= EXERCISE OBJECTIVE =
For this exercise, copy out each line of the material below that includes "style".

= Excerpt from a dataset =
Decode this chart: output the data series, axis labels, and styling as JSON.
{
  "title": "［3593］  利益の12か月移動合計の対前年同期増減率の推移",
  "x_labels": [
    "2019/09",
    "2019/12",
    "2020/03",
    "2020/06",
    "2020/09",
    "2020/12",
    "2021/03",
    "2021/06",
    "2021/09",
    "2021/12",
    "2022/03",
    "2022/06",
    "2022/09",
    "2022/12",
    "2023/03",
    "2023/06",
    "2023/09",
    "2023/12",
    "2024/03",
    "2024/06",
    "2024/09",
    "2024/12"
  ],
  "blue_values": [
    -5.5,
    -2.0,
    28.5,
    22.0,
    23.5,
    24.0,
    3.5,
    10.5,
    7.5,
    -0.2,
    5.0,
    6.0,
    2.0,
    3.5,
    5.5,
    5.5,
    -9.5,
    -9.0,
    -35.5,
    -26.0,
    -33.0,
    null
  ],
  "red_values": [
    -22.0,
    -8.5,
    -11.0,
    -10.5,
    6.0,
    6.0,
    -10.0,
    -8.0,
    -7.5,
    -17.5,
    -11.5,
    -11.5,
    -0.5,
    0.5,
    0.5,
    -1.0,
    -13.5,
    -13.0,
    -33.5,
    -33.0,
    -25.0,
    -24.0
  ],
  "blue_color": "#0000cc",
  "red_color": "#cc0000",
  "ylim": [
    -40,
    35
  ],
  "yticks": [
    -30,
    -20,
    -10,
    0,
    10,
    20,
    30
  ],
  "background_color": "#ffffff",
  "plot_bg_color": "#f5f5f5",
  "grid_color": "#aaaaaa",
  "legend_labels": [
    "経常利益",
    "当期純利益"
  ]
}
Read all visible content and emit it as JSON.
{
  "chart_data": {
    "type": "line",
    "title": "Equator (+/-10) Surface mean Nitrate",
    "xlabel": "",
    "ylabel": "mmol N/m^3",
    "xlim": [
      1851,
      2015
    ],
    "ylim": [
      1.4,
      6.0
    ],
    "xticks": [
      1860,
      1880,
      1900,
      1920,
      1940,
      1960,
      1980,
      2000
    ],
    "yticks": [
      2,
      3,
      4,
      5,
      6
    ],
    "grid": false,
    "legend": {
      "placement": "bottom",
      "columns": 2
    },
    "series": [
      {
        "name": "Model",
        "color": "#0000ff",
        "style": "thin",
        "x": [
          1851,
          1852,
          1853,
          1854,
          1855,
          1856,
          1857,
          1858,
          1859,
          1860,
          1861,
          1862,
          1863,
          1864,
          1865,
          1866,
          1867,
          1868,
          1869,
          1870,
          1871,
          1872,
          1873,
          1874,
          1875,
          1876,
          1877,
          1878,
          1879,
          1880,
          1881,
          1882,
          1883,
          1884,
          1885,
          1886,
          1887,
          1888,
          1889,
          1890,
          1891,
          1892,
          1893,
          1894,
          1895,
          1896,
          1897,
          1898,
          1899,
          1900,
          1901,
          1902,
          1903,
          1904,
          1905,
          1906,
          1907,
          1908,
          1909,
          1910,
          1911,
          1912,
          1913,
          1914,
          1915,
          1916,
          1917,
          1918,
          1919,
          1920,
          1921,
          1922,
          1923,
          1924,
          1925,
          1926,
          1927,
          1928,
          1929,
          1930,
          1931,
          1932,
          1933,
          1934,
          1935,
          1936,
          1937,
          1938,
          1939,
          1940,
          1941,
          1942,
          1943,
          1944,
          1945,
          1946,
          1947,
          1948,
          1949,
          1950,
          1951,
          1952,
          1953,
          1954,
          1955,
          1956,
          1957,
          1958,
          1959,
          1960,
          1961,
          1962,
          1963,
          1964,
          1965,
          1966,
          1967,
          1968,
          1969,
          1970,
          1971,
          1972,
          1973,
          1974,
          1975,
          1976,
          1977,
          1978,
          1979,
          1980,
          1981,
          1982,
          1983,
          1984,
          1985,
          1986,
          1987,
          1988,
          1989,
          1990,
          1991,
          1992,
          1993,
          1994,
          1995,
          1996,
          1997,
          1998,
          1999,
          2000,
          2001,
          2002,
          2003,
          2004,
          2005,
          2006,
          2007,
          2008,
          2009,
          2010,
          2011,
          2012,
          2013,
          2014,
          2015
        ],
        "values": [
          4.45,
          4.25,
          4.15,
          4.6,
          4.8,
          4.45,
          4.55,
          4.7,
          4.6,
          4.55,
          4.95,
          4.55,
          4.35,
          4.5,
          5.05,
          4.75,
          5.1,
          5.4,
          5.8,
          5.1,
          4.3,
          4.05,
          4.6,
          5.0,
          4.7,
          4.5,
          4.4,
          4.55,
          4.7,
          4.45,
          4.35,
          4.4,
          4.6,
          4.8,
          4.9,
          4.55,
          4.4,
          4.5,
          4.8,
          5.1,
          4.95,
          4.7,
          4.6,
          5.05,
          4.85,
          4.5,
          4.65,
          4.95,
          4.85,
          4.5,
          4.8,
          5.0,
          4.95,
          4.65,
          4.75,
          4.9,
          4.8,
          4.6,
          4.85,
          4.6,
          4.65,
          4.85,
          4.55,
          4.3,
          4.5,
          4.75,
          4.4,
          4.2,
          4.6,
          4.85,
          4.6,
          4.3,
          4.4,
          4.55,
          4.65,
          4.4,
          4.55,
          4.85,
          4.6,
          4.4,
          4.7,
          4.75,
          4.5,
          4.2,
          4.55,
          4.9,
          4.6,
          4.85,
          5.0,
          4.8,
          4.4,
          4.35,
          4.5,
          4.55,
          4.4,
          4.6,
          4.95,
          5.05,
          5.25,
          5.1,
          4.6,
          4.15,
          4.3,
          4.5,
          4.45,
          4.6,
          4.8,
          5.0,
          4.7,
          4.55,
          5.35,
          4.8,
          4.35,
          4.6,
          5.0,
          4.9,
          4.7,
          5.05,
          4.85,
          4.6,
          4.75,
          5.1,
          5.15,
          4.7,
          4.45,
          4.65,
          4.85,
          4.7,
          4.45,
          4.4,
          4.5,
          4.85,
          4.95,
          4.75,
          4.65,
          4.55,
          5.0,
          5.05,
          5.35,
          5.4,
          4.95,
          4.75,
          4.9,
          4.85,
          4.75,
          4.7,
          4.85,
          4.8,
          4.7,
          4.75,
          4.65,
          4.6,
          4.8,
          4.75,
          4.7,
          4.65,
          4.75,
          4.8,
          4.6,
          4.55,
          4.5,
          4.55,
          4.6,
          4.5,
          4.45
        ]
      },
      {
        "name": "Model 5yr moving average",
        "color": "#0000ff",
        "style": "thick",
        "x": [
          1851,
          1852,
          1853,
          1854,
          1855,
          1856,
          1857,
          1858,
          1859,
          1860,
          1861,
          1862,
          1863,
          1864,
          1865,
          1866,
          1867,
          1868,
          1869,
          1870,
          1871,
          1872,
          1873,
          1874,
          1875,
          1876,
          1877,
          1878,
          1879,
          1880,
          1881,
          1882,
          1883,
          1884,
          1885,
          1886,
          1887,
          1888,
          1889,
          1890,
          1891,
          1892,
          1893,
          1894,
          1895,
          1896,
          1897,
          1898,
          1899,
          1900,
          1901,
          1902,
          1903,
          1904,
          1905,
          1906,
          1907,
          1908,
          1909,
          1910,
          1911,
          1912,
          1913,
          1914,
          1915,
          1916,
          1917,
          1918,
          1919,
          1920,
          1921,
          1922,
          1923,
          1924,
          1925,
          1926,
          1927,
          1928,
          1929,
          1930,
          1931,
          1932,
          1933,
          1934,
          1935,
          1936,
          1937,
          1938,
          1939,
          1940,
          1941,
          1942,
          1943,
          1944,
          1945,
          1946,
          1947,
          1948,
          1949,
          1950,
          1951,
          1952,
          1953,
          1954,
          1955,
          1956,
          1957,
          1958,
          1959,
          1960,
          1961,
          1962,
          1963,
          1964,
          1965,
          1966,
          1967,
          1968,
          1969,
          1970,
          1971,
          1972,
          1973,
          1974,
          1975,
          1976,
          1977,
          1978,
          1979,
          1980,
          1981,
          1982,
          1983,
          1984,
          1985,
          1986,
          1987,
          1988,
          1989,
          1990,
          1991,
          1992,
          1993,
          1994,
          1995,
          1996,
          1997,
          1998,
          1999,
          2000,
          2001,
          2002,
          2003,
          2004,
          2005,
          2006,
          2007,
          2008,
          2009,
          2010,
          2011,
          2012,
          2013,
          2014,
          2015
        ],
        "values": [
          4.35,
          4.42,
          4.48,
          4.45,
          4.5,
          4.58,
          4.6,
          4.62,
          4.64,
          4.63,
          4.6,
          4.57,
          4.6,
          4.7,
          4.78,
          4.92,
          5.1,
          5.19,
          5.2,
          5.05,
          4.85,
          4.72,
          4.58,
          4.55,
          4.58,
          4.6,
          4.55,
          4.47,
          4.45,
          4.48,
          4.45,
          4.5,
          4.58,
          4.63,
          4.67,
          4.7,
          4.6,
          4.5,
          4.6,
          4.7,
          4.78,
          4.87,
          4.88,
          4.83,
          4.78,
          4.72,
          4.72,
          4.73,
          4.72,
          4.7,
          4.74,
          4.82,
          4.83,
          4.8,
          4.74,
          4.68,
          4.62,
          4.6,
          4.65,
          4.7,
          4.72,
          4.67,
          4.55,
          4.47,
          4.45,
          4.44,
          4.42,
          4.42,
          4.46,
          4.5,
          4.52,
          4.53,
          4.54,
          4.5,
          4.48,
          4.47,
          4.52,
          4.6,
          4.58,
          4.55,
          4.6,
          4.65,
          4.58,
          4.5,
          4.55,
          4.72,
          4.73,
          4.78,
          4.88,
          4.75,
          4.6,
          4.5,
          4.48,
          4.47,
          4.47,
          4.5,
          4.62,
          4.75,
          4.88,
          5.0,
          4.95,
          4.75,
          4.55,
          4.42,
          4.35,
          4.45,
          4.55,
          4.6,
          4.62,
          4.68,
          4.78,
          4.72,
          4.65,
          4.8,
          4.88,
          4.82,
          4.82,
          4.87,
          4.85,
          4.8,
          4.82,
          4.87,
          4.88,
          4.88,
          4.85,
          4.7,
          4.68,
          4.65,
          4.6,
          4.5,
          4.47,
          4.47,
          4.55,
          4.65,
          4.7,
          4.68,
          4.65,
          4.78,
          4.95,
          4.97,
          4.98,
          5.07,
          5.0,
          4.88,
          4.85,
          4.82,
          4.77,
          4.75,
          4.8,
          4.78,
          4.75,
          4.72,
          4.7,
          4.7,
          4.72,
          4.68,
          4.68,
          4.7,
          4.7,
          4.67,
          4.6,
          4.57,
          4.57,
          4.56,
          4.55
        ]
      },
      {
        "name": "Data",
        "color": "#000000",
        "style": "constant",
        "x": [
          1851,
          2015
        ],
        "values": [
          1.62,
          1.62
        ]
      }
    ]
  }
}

= THE RESPONSE =
        "style": "thin",
        "style": "thick",
        "style": "constant",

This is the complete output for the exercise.